--- Your task ---
Transcribe the data in full and exactly, omitting any pictures.

## begin Entries supplied

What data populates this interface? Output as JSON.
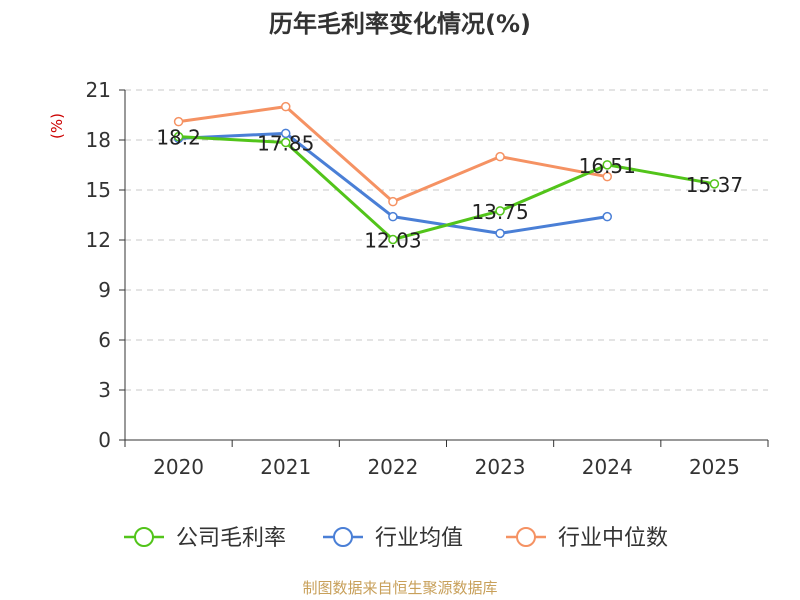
{
  "chart_data": {
    "type": "line",
    "title": "历年毛利率变化情况(%)",
    "ylabel": "(%)",
    "xlabel": "",
    "categories": [
      "2020",
      "2021",
      "2022",
      "2023",
      "2024",
      "2025"
    ],
    "ylim": [
      0,
      21
    ],
    "yticks": [
      0,
      3,
      6,
      9,
      12,
      15,
      18,
      21
    ],
    "grid": true,
    "legend_position": "bottom",
    "series": [
      {
        "name": "公司毛利率",
        "color": "#52c41a",
        "values": [
          18.2,
          17.85,
          12.03,
          13.75,
          16.51,
          15.37
        ],
        "labels": [
          "18.2",
          "17.85",
          "12.03",
          "13.75",
          "16.51",
          "15.37"
        ]
      },
      {
        "name": "行业均值",
        "color": "#4a7fd6",
        "values": [
          18.1,
          18.4,
          13.4,
          12.4,
          13.4,
          null
        ]
      },
      {
        "name": "行业中位数",
        "color": "#f59263",
        "values": [
          19.1,
          20.0,
          14.3,
          17.0,
          15.8,
          null
        ]
      }
    ],
    "source": "制图数据来自恒生聚源数据库"
  }
}
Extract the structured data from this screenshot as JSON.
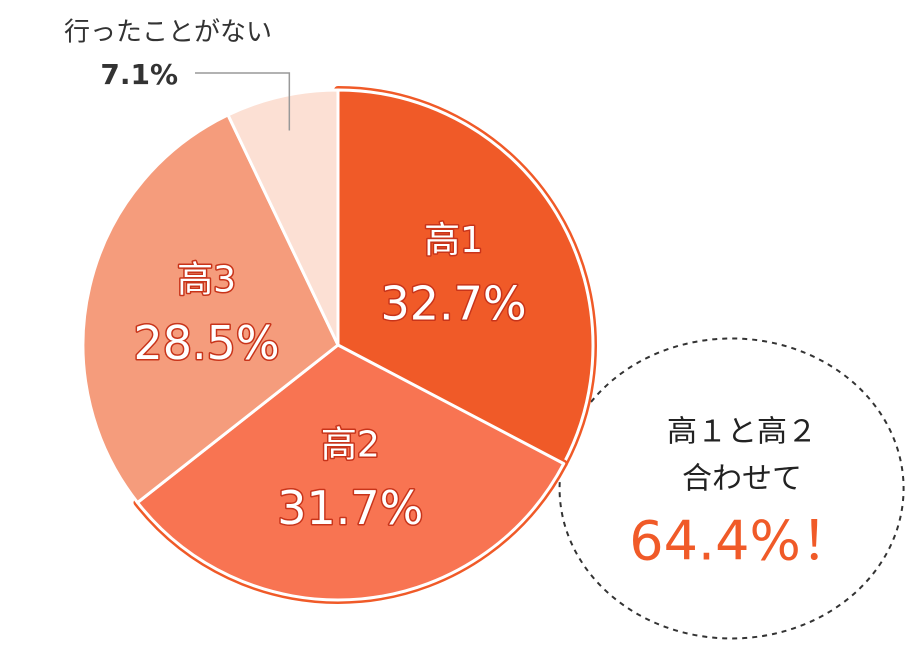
{
  "chart_data": {
    "type": "pie",
    "categories": [
      "高1",
      "高2",
      "高3",
      "行ったことがない"
    ],
    "values": [
      32.7,
      31.7,
      28.5,
      7.1
    ],
    "value_labels": [
      "32.7%",
      "31.7%",
      "28.5%",
      "7.1%"
    ],
    "colors": [
      "#f05a28",
      "#f87452",
      "#f59c7c",
      "#fce0d4"
    ],
    "annotation": {
      "lines": [
        "高１と高２",
        "合わせて"
      ],
      "highlight": "64.4%！"
    }
  }
}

## end Entries supplied

--- Reply to the task ---
What data populates this interface? Output as JSON.
{
  "chart_data": {
    "type": "line",
    "title": "历年毛利率变化情况(%)",
    "ylabel": "(%)",
    "xlabel": "",
    "categories": [
      "2020",
      "2021",
      "2022",
      "2023",
      "2024",
      "2025"
    ],
    "ylim": [
      0,
      21
    ],
    "yticks": [
      0,
      3,
      6,
      9,
      12,
      15,
      18,
      21
    ],
    "grid": true,
    "legend_position": "bottom",
    "series": [
      {
        "name": "公司毛利率",
        "color": "#52c41a",
        "values": [
          18.2,
          17.85,
          12.03,
          13.75,
          16.51,
          15.37
        ],
        "labels": [
          "18.2",
          "17.85",
          "12.03",
          "13.75",
          "16.51",
          "15.37"
        ]
      },
      {
        "name": "行业均值",
        "color": "#4a7fd6",
        "values": [
          18.1,
          18.4,
          13.4,
          12.4,
          13.4,
          null
        ]
      },
      {
        "name": "行业中位数",
        "color": "#f59263",
        "values": [
          19.1,
          20.0,
          14.3,
          17.0,
          15.8,
          null
        ]
      }
    ],
    "source": "制图数据来自恒生聚源数据库"
  }
}
Extract the structured data from this screenshot as JSON.
{
  "chart_data": {
    "type": "pie",
    "categories": [
      "高1",
      "高2",
      "高3",
      "行ったことがない"
    ],
    "values": [
      32.7,
      31.7,
      28.5,
      7.1
    ],
    "value_labels": [
      "32.7%",
      "31.7%",
      "28.5%",
      "7.1%"
    ],
    "colors": [
      "#f05a28",
      "#f87452",
      "#f59c7c",
      "#fce0d4"
    ],
    "annotation": {
      "lines": [
        "高１と高２",
        "合わせて"
      ],
      "highlight": "64.4%！"
    }
  }
}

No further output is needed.